Omit images. Retype all entries verbatim.

** START EXERCISE DATA **

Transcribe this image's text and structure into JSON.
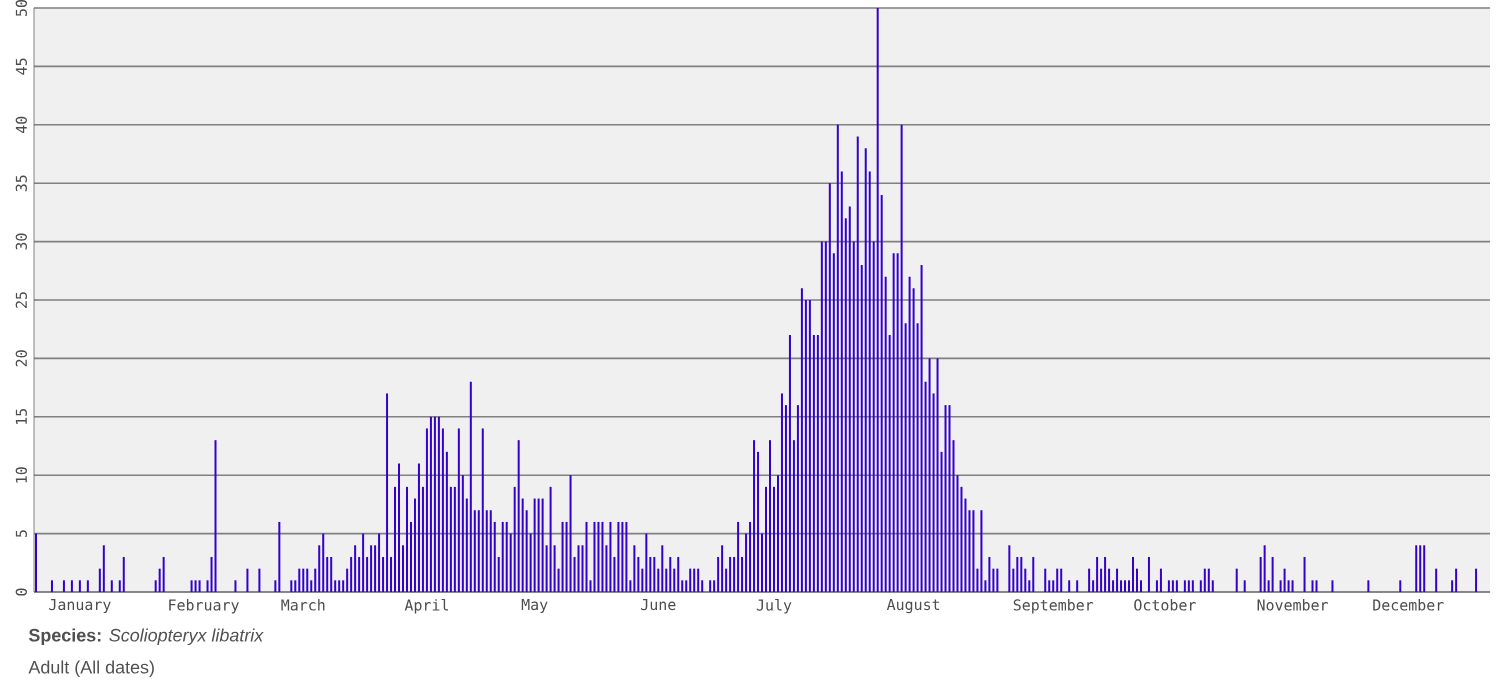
{
  "chart_data": {
    "type": "bar",
    "annotations": [
      "**Species:** *Scoliopteryx libatrix*",
      "Adult (All dates)"
    ],
    "categories": [
      null,
      null,
      null,
      null,
      null,
      null,
      null,
      null,
      null,
      null,
      null,
      "January",
      null,
      null,
      null,
      null,
      null,
      null,
      null,
      null,
      null,
      null,
      null,
      null,
      null,
      null,
      null,
      null,
      null,
      null,
      null,
      null,
      null,
      null,
      null,
      null,
      null,
      null,
      null,
      null,
      null,
      null,
      "February",
      null,
      null,
      null,
      null,
      null,
      null,
      null,
      null,
      null,
      null,
      null,
      null,
      null,
      null,
      null,
      null,
      null,
      null,
      null,
      null,
      null,
      null,
      null,
      null,
      "March",
      null,
      null,
      null,
      null,
      null,
      null,
      null,
      null,
      null,
      null,
      null,
      null,
      null,
      null,
      null,
      null,
      null,
      null,
      null,
      null,
      null,
      null,
      null,
      null,
      null,
      null,
      null,
      null,
      null,
      null,
      "April",
      null,
      null,
      null,
      null,
      null,
      null,
      null,
      null,
      null,
      null,
      null,
      null,
      null,
      null,
      null,
      null,
      null,
      null,
      null,
      null,
      null,
      null,
      null,
      null,
      null,
      null,
      "May",
      null,
      null,
      null,
      null,
      null,
      null,
      null,
      null,
      null,
      null,
      null,
      null,
      null,
      null,
      null,
      null,
      null,
      null,
      null,
      null,
      null,
      null,
      null,
      null,
      null,
      null,
      null,
      null,
      null,
      null,
      "June",
      null,
      null,
      null,
      null,
      null,
      null,
      null,
      null,
      null,
      null,
      null,
      null,
      null,
      null,
      null,
      null,
      null,
      null,
      null,
      null,
      null,
      null,
      null,
      null,
      null,
      null,
      null,
      null,
      "July",
      null,
      null,
      null,
      null,
      null,
      null,
      null,
      null,
      null,
      null,
      null,
      null,
      null,
      null,
      null,
      null,
      null,
      null,
      null,
      null,
      null,
      null,
      null,
      null,
      null,
      null,
      null,
      null,
      null,
      null,
      null,
      null,
      null,
      null,
      "August",
      null,
      null,
      null,
      null,
      null,
      null,
      null,
      null,
      null,
      null,
      null,
      null,
      null,
      null,
      null,
      null,
      null,
      null,
      null,
      null,
      null,
      null,
      null,
      null,
      null,
      null,
      null,
      null,
      null,
      null,
      null,
      null,
      null,
      null,
      "September",
      null,
      null,
      null,
      null,
      null,
      null,
      null,
      null,
      null,
      null,
      null,
      null,
      null,
      null,
      null,
      null,
      null,
      null,
      null,
      null,
      null,
      null,
      null,
      null,
      null,
      null,
      null,
      "October",
      null,
      null,
      null,
      null,
      null,
      null,
      null,
      null,
      null,
      null,
      null,
      null,
      null,
      null,
      null,
      null,
      null,
      null,
      null,
      null,
      null,
      null,
      null,
      null,
      null,
      null,
      null,
      null,
      null,
      null,
      null,
      "November",
      null,
      null,
      null,
      null,
      null,
      null,
      null,
      null,
      null,
      null,
      null,
      null,
      null,
      null,
      null,
      null,
      null,
      null,
      null,
      null,
      null,
      null,
      null,
      null,
      null,
      null,
      null,
      null,
      "December",
      null,
      null,
      null,
      null,
      null,
      null,
      null,
      null,
      null,
      null,
      null,
      null,
      null,
      null,
      null,
      null,
      null,
      null,
      null,
      null
    ],
    "values": [
      5,
      0,
      0,
      0,
      1,
      0,
      0,
      1,
      0,
      1,
      0,
      1,
      0,
      1,
      0,
      0,
      2,
      4,
      0,
      1,
      0,
      1,
      3,
      0,
      0,
      0,
      0,
      0,
      0,
      0,
      1,
      2,
      3,
      0,
      0,
      0,
      0,
      0,
      0,
      1,
      1,
      1,
      0,
      1,
      3,
      13,
      0,
      0,
      0,
      0,
      1,
      0,
      0,
      2,
      0,
      0,
      2,
      0,
      0,
      0,
      1,
      6,
      0,
      0,
      1,
      1,
      2,
      2,
      2,
      1,
      2,
      4,
      5,
      3,
      3,
      1,
      1,
      1,
      2,
      3,
      4,
      3,
      5,
      3,
      4,
      4,
      5,
      3,
      17,
      3,
      9,
      11,
      4,
      9,
      6,
      8,
      11,
      9,
      14,
      15,
      15,
      15,
      14,
      12,
      9,
      9,
      14,
      10,
      8,
      18,
      7,
      7,
      14,
      7,
      7,
      6,
      3,
      6,
      6,
      5,
      9,
      13,
      8,
      7,
      5,
      8,
      8,
      8,
      4,
      9,
      4,
      2,
      6,
      6,
      10,
      3,
      4,
      4,
      6,
      1,
      6,
      6,
      6,
      4,
      6,
      3,
      6,
      6,
      6,
      1,
      4,
      3,
      2,
      5,
      3,
      3,
      2,
      4,
      2,
      3,
      2,
      3,
      1,
      1,
      2,
      2,
      2,
      1,
      0,
      1,
      1,
      3,
      4,
      2,
      3,
      3,
      6,
      3,
      5,
      6,
      13,
      12,
      5,
      9,
      13,
      9,
      10,
      17,
      16,
      22,
      13,
      16,
      26,
      25,
      25,
      22,
      22,
      30,
      30,
      35,
      29,
      40,
      36,
      32,
      33,
      30,
      39,
      28,
      38,
      36,
      30,
      50,
      34,
      27,
      22,
      29,
      29,
      40,
      23,
      27,
      26,
      23,
      28,
      18,
      20,
      17,
      20,
      12,
      16,
      16,
      13,
      10,
      9,
      8,
      7,
      7,
      2,
      7,
      1,
      3,
      2,
      2,
      0,
      0,
      4,
      2,
      3,
      3,
      2,
      1,
      3,
      0,
      0,
      2,
      1,
      1,
      2,
      2,
      0,
      1,
      0,
      1,
      0,
      0,
      2,
      1,
      3,
      2,
      3,
      2,
      1,
      2,
      1,
      1,
      1,
      3,
      2,
      1,
      0,
      3,
      0,
      1,
      2,
      0,
      1,
      1,
      1,
      0,
      1,
      1,
      1,
      0,
      1,
      2,
      2,
      1,
      0,
      0,
      0,
      0,
      0,
      2,
      0,
      1,
      0,
      0,
      0,
      3,
      4,
      1,
      3,
      0,
      1,
      2,
      1,
      1,
      0,
      0,
      3,
      0,
      1,
      1,
      0,
      0,
      0,
      1,
      0,
      0,
      0,
      0,
      0,
      0,
      0,
      0,
      1,
      0,
      0,
      0,
      0,
      0,
      0,
      0,
      1,
      0,
      0,
      0,
      4,
      4,
      4,
      0,
      0,
      2,
      0,
      0,
      0,
      1,
      2,
      0,
      0,
      0,
      0,
      2,
      0,
      0,
      0
    ],
    "color": "#3300cc",
    "ylim": [
      0,
      50
    ],
    "yticks": [
      0,
      5,
      10,
      15,
      20,
      25,
      30,
      35,
      40,
      45,
      50
    ],
    "grid": "y"
  }
}
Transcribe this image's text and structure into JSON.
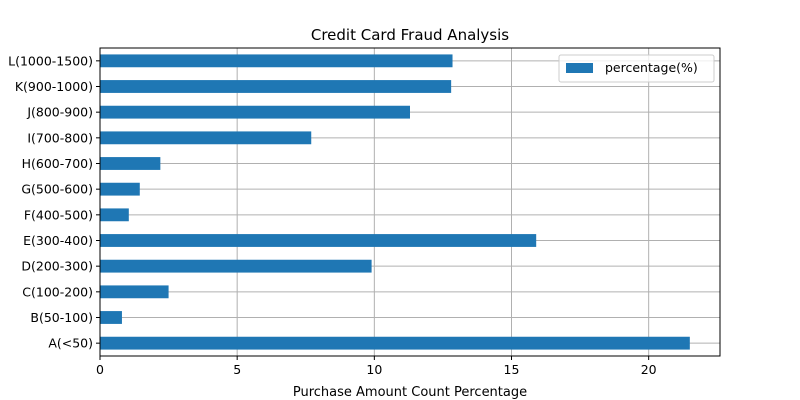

** END EXERCISE DATA **

> TASK SOLUTION
Transcribe this image's text and structure into JSON.
{
  "chart_data": {
    "type": "bar",
    "annotations": [
      "**Species:** *Scoliopteryx libatrix*",
      "Adult (All dates)"
    ],
    "categories": [
      null,
      null,
      null,
      null,
      null,
      null,
      null,
      null,
      null,
      null,
      null,
      "January",
      null,
      null,
      null,
      null,
      null,
      null,
      null,
      null,
      null,
      null,
      null,
      null,
      null,
      null,
      null,
      null,
      null,
      null,
      null,
      null,
      null,
      null,
      null,
      null,
      null,
      null,
      null,
      null,
      null,
      null,
      "February",
      null,
      null,
      null,
      null,
      null,
      null,
      null,
      null,
      null,
      null,
      null,
      null,
      null,
      null,
      null,
      null,
      null,
      null,
      null,
      null,
      null,
      null,
      null,
      null,
      "March",
      null,
      null,
      null,
      null,
      null,
      null,
      null,
      null,
      null,
      null,
      null,
      null,
      null,
      null,
      null,
      null,
      null,
      null,
      null,
      null,
      null,
      null,
      null,
      null,
      null,
      null,
      null,
      null,
      null,
      null,
      "April",
      null,
      null,
      null,
      null,
      null,
      null,
      null,
      null,
      null,
      null,
      null,
      null,
      null,
      null,
      null,
      null,
      null,
      null,
      null,
      null,
      null,
      null,
      null,
      null,
      null,
      null,
      "May",
      null,
      null,
      null,
      null,
      null,
      null,
      null,
      null,
      null,
      null,
      null,
      null,
      null,
      null,
      null,
      null,
      null,
      null,
      null,
      null,
      null,
      null,
      null,
      null,
      null,
      null,
      null,
      null,
      null,
      null,
      "June",
      null,
      null,
      null,
      null,
      null,
      null,
      null,
      null,
      null,
      null,
      null,
      null,
      null,
      null,
      null,
      null,
      null,
      null,
      null,
      null,
      null,
      null,
      null,
      null,
      null,
      null,
      null,
      null,
      "July",
      null,
      null,
      null,
      null,
      null,
      null,
      null,
      null,
      null,
      null,
      null,
      null,
      null,
      null,
      null,
      null,
      null,
      null,
      null,
      null,
      null,
      null,
      null,
      null,
      null,
      null,
      null,
      null,
      null,
      null,
      null,
      null,
      null,
      null,
      "August",
      null,
      null,
      null,
      null,
      null,
      null,
      null,
      null,
      null,
      null,
      null,
      null,
      null,
      null,
      null,
      null,
      null,
      null,
      null,
      null,
      null,
      null,
      null,
      null,
      null,
      null,
      null,
      null,
      null,
      null,
      null,
      null,
      null,
      null,
      "September",
      null,
      null,
      null,
      null,
      null,
      null,
      null,
      null,
      null,
      null,
      null,
      null,
      null,
      null,
      null,
      null,
      null,
      null,
      null,
      null,
      null,
      null,
      null,
      null,
      null,
      null,
      null,
      "October",
      null,
      null,
      null,
      null,
      null,
      null,
      null,
      null,
      null,
      null,
      null,
      null,
      null,
      null,
      null,
      null,
      null,
      null,
      null,
      null,
      null,
      null,
      null,
      null,
      null,
      null,
      null,
      null,
      null,
      null,
      null,
      "November",
      null,
      null,
      null,
      null,
      null,
      null,
      null,
      null,
      null,
      null,
      null,
      null,
      null,
      null,
      null,
      null,
      null,
      null,
      null,
      null,
      null,
      null,
      null,
      null,
      null,
      null,
      null,
      null,
      "December",
      null,
      null,
      null,
      null,
      null,
      null,
      null,
      null,
      null,
      null,
      null,
      null,
      null,
      null,
      null,
      null,
      null,
      null,
      null,
      null
    ],
    "values": [
      5,
      0,
      0,
      0,
      1,
      0,
      0,
      1,
      0,
      1,
      0,
      1,
      0,
      1,
      0,
      0,
      2,
      4,
      0,
      1,
      0,
      1,
      3,
      0,
      0,
      0,
      0,
      0,
      0,
      0,
      1,
      2,
      3,
      0,
      0,
      0,
      0,
      0,
      0,
      1,
      1,
      1,
      0,
      1,
      3,
      13,
      0,
      0,
      0,
      0,
      1,
      0,
      0,
      2,
      0,
      0,
      2,
      0,
      0,
      0,
      1,
      6,
      0,
      0,
      1,
      1,
      2,
      2,
      2,
      1,
      2,
      4,
      5,
      3,
      3,
      1,
      1,
      1,
      2,
      3,
      4,
      3,
      5,
      3,
      4,
      4,
      5,
      3,
      17,
      3,
      9,
      11,
      4,
      9,
      6,
      8,
      11,
      9,
      14,
      15,
      15,
      15,
      14,
      12,
      9,
      9,
      14,
      10,
      8,
      18,
      7,
      7,
      14,
      7,
      7,
      6,
      3,
      6,
      6,
      5,
      9,
      13,
      8,
      7,
      5,
      8,
      8,
      8,
      4,
      9,
      4,
      2,
      6,
      6,
      10,
      3,
      4,
      4,
      6,
      1,
      6,
      6,
      6,
      4,
      6,
      3,
      6,
      6,
      6,
      1,
      4,
      3,
      2,
      5,
      3,
      3,
      2,
      4,
      2,
      3,
      2,
      3,
      1,
      1,
      2,
      2,
      2,
      1,
      0,
      1,
      1,
      3,
      4,
      2,
      3,
      3,
      6,
      3,
      5,
      6,
      13,
      12,
      5,
      9,
      13,
      9,
      10,
      17,
      16,
      22,
      13,
      16,
      26,
      25,
      25,
      22,
      22,
      30,
      30,
      35,
      29,
      40,
      36,
      32,
      33,
      30,
      39,
      28,
      38,
      36,
      30,
      50,
      34,
      27,
      22,
      29,
      29,
      40,
      23,
      27,
      26,
      23,
      28,
      18,
      20,
      17,
      20,
      12,
      16,
      16,
      13,
      10,
      9,
      8,
      7,
      7,
      2,
      7,
      1,
      3,
      2,
      2,
      0,
      0,
      4,
      2,
      3,
      3,
      2,
      1,
      3,
      0,
      0,
      2,
      1,
      1,
      2,
      2,
      0,
      1,
      0,
      1,
      0,
      0,
      2,
      1,
      3,
      2,
      3,
      2,
      1,
      2,
      1,
      1,
      1,
      3,
      2,
      1,
      0,
      3,
      0,
      1,
      2,
      0,
      1,
      1,
      1,
      0,
      1,
      1,
      1,
      0,
      1,
      2,
      2,
      1,
      0,
      0,
      0,
      0,
      0,
      2,
      0,
      1,
      0,
      0,
      0,
      3,
      4,
      1,
      3,
      0,
      1,
      2,
      1,
      1,
      0,
      0,
      3,
      0,
      1,
      1,
      0,
      0,
      0,
      1,
      0,
      0,
      0,
      0,
      0,
      0,
      0,
      0,
      1,
      0,
      0,
      0,
      0,
      0,
      0,
      0,
      1,
      0,
      0,
      0,
      4,
      4,
      4,
      0,
      0,
      2,
      0,
      0,
      0,
      1,
      2,
      0,
      0,
      0,
      0,
      2,
      0,
      0,
      0
    ],
    "color": "#3300cc",
    "ylim": [
      0,
      50
    ],
    "yticks": [
      0,
      5,
      10,
      15,
      20,
      25,
      30,
      35,
      40,
      45,
      50
    ],
    "grid": "y"
  }
}
Transcribe this image's text and structure into JSON.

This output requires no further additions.